Identify the lines containing the word "structured". Copy each one.

Saved data entries

####################

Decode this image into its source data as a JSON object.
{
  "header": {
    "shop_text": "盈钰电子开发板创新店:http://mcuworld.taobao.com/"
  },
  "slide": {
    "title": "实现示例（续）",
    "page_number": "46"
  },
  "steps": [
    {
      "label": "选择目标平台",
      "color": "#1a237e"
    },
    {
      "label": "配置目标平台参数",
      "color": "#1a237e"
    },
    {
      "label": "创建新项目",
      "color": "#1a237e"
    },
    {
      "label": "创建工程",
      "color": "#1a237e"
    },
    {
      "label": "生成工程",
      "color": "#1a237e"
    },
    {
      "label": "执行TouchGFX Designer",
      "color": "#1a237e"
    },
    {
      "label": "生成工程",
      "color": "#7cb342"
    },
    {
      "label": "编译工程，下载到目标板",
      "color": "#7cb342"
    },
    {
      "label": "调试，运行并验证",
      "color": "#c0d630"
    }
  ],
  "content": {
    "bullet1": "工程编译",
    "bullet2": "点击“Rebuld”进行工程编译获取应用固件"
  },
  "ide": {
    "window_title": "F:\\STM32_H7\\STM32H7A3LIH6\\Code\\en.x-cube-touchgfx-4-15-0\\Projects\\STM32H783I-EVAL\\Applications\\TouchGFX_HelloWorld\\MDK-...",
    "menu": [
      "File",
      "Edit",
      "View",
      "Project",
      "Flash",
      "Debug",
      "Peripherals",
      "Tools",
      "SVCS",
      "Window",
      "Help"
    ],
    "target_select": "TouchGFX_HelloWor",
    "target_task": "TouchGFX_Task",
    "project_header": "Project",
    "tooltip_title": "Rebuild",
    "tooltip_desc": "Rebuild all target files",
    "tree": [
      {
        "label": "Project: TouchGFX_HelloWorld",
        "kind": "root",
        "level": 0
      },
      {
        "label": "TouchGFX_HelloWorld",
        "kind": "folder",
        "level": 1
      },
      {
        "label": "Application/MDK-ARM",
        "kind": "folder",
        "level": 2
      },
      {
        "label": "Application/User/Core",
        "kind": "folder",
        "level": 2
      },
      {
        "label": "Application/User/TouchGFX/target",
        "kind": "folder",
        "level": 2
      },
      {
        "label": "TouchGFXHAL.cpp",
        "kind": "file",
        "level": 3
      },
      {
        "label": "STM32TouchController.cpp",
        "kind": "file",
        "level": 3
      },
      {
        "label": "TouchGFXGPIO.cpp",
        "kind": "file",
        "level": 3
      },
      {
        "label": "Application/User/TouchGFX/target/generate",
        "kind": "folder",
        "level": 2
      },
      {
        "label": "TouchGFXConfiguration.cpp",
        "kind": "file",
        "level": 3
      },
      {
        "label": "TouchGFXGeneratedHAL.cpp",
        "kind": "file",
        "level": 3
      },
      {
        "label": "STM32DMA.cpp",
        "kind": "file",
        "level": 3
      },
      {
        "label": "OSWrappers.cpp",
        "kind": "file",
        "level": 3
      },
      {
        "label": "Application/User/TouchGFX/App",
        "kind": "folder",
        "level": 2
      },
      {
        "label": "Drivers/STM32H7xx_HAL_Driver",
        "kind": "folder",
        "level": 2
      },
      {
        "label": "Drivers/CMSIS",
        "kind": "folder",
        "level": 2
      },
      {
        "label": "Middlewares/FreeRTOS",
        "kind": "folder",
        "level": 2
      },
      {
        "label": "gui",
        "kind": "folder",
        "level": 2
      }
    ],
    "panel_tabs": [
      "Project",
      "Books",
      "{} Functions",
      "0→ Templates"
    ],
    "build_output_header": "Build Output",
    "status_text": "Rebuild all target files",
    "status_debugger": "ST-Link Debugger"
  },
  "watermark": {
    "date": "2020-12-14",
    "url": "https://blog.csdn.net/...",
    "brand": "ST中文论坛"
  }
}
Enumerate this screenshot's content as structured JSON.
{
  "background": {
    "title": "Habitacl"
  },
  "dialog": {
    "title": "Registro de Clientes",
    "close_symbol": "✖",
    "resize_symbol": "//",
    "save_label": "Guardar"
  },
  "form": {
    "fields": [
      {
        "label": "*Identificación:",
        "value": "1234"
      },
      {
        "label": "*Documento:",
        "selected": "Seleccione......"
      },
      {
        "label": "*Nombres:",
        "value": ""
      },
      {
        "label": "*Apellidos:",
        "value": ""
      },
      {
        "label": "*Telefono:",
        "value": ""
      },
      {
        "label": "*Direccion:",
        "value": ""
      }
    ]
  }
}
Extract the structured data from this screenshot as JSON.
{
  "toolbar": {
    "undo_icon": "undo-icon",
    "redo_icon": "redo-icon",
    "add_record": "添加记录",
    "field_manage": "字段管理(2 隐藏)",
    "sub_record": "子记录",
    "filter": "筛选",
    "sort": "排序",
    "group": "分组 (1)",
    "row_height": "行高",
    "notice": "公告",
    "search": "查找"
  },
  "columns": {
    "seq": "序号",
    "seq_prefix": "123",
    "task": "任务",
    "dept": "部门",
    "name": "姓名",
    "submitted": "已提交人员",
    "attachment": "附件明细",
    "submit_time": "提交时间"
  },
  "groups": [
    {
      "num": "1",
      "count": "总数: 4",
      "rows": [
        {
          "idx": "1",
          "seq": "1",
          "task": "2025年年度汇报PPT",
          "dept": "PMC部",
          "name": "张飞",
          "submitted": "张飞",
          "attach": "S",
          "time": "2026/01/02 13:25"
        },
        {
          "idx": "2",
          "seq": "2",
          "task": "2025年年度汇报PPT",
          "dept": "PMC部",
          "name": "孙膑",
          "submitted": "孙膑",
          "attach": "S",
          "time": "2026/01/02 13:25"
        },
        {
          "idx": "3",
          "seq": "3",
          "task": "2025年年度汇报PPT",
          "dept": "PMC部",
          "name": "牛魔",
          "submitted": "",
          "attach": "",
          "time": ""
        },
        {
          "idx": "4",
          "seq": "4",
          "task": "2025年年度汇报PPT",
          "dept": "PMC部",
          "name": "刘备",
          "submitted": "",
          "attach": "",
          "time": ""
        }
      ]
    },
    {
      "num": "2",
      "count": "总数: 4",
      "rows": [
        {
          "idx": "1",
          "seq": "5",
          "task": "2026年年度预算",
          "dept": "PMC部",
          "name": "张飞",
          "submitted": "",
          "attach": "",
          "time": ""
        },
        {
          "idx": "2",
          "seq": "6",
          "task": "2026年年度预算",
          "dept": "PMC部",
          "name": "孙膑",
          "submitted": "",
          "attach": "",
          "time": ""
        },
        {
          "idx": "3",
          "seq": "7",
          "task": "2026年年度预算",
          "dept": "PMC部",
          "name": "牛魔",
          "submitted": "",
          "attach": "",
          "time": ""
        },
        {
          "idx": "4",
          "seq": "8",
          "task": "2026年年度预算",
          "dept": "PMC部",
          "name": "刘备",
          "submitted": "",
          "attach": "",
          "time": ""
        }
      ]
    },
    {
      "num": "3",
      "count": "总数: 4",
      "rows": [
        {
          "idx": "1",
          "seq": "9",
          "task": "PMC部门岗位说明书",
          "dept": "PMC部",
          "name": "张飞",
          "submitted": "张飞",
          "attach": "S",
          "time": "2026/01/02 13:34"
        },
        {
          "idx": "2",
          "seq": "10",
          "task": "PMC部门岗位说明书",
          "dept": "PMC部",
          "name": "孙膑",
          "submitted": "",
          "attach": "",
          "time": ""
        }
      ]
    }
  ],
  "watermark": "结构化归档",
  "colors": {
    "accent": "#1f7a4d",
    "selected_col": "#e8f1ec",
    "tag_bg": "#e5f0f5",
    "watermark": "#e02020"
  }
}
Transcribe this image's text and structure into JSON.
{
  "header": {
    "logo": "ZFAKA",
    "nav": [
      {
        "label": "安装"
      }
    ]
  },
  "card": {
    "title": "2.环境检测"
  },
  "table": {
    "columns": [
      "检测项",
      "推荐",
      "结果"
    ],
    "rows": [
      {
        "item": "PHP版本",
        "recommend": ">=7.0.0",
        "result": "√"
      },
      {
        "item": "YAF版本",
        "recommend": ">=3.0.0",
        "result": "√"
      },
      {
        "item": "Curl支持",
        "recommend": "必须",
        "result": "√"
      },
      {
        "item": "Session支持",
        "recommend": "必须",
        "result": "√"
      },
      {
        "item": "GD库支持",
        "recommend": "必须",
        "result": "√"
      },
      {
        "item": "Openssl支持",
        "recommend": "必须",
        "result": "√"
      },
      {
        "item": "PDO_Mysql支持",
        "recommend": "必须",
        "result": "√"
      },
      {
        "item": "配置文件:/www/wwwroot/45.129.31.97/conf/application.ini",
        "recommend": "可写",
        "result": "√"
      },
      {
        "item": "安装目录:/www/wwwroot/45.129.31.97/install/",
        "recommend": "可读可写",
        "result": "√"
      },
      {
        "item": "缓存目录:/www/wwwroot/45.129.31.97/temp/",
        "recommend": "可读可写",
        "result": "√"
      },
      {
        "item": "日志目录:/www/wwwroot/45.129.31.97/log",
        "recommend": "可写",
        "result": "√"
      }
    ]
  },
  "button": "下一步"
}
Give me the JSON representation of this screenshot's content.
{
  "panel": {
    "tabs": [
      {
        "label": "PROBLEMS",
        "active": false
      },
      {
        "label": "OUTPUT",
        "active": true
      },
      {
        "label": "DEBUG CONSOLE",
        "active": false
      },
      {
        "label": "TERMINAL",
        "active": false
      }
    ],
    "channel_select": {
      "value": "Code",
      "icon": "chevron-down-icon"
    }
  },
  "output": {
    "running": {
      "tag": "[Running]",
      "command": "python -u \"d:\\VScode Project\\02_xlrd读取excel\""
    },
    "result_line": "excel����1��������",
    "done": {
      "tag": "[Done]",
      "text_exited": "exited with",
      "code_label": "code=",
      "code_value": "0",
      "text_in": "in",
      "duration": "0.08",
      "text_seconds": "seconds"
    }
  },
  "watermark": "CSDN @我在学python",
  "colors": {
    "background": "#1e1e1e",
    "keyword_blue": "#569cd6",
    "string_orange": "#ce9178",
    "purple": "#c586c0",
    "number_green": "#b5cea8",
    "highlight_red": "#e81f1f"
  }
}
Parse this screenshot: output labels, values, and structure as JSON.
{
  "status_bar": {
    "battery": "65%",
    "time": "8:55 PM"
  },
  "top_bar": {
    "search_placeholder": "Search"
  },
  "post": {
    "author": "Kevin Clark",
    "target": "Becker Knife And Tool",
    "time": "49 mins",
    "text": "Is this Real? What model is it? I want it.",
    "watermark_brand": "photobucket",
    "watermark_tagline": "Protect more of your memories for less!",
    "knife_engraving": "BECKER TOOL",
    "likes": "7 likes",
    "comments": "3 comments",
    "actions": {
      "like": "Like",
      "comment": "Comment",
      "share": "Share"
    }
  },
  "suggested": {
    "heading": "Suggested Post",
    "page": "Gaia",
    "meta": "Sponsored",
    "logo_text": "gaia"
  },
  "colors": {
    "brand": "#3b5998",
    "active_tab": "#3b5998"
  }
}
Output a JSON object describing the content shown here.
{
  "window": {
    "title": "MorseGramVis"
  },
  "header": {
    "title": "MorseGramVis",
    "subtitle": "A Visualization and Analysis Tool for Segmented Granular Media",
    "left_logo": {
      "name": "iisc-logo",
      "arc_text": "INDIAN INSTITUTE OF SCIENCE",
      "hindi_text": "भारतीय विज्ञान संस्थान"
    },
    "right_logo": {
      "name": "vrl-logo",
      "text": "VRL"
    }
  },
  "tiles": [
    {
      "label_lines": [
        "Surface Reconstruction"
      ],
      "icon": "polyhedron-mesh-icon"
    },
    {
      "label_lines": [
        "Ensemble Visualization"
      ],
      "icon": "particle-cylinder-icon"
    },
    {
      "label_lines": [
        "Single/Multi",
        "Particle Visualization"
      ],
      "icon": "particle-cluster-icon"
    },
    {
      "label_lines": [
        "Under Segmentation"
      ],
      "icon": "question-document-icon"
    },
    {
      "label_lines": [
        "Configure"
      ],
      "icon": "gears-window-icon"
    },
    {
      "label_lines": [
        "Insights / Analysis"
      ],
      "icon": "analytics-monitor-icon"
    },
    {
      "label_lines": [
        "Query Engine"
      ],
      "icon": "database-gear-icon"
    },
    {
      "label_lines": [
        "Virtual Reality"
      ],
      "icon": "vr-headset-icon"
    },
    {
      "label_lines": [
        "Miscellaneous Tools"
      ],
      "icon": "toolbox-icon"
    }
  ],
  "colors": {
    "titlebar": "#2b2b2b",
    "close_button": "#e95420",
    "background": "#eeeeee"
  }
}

####################

=== Right answer ===
Enumerate this screenshot's content as structured JSON.
Extract the structured data from this screenshot as JSON.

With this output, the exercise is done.